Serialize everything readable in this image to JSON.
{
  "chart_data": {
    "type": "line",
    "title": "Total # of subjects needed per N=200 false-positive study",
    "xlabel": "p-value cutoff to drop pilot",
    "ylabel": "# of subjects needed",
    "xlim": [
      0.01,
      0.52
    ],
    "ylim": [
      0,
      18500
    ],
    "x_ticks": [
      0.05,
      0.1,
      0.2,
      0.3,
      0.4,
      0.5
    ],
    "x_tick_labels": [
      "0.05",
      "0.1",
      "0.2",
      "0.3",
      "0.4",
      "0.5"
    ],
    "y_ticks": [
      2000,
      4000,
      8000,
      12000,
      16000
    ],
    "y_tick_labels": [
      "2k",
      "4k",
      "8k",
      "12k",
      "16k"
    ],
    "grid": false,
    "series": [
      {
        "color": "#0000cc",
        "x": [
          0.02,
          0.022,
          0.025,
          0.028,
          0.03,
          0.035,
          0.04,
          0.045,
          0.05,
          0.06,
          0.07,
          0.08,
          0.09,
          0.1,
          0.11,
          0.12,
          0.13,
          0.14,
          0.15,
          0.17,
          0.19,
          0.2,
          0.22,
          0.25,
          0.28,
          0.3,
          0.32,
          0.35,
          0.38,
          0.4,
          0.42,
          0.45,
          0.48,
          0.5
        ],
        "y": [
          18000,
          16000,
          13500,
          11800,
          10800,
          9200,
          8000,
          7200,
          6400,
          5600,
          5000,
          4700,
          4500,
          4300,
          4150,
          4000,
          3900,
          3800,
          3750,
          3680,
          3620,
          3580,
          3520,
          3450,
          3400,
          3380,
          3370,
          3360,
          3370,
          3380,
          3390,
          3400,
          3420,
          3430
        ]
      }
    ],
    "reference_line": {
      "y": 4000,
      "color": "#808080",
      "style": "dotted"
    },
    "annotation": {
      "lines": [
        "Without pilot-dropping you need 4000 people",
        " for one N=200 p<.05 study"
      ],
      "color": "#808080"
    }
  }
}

** TASK TO CARRY OUT **
Please quote the records above exactly, without skipping a line.

** CORRECT OUTPUT **
Serialize everything readable in this image to JSON.
{
  "chart_data": {
    "type": "line",
    "title": "Total # of subjects needed per N=200 false-positive study",
    "xlabel": "p-value cutoff to drop pilot",
    "ylabel": "# of subjects needed",
    "xlim": [
      0.01,
      0.52
    ],
    "ylim": [
      0,
      18500
    ],
    "x_ticks": [
      0.05,
      0.1,
      0.2,
      0.3,
      0.4,
      0.5
    ],
    "x_tick_labels": [
      "0.05",
      "0.1",
      "0.2",
      "0.3",
      "0.4",
      "0.5"
    ],
    "y_ticks": [
      2000,
      4000,
      8000,
      12000,
      16000
    ],
    "y_tick_labels": [
      "2k",
      "4k",
      "8k",
      "12k",
      "16k"
    ],
    "grid": false,
    "series": [
      {
        "color": "#0000cc",
        "x": [
          0.02,
          0.022,
          0.025,
          0.028,
          0.03,
          0.035,
          0.04,
          0.045,
          0.05,
          0.06,
          0.07,
          0.08,
          0.09,
          0.1,
          0.11,
          0.12,
          0.13,
          0.14,
          0.15,
          0.17,
          0.19,
          0.2,
          0.22,
          0.25,
          0.28,
          0.3,
          0.32,
          0.35,
          0.38,
          0.4,
          0.42,
          0.45,
          0.48,
          0.5
        ],
        "y": [
          18000,
          16000,
          13500,
          11800,
          10800,
          9200,
          8000,
          7200,
          6400,
          5600,
          5000,
          4700,
          4500,
          4300,
          4150,
          4000,
          3900,
          3800,
          3750,
          3680,
          3620,
          3580,
          3520,
          3450,
          3400,
          3380,
          3370,
          3360,
          3370,
          3380,
          3390,
          3400,
          3420,
          3430
        ]
      }
    ],
    "reference_line": {
      "y": 4000,
      "color": "#808080",
      "style": "dotted"
    },
    "annotation": {
      "lines": [
        "Without pilot-dropping you need 4000 people",
        " for one N=200 p<.05 study"
      ],
      "color": "#808080"
    }
  }
}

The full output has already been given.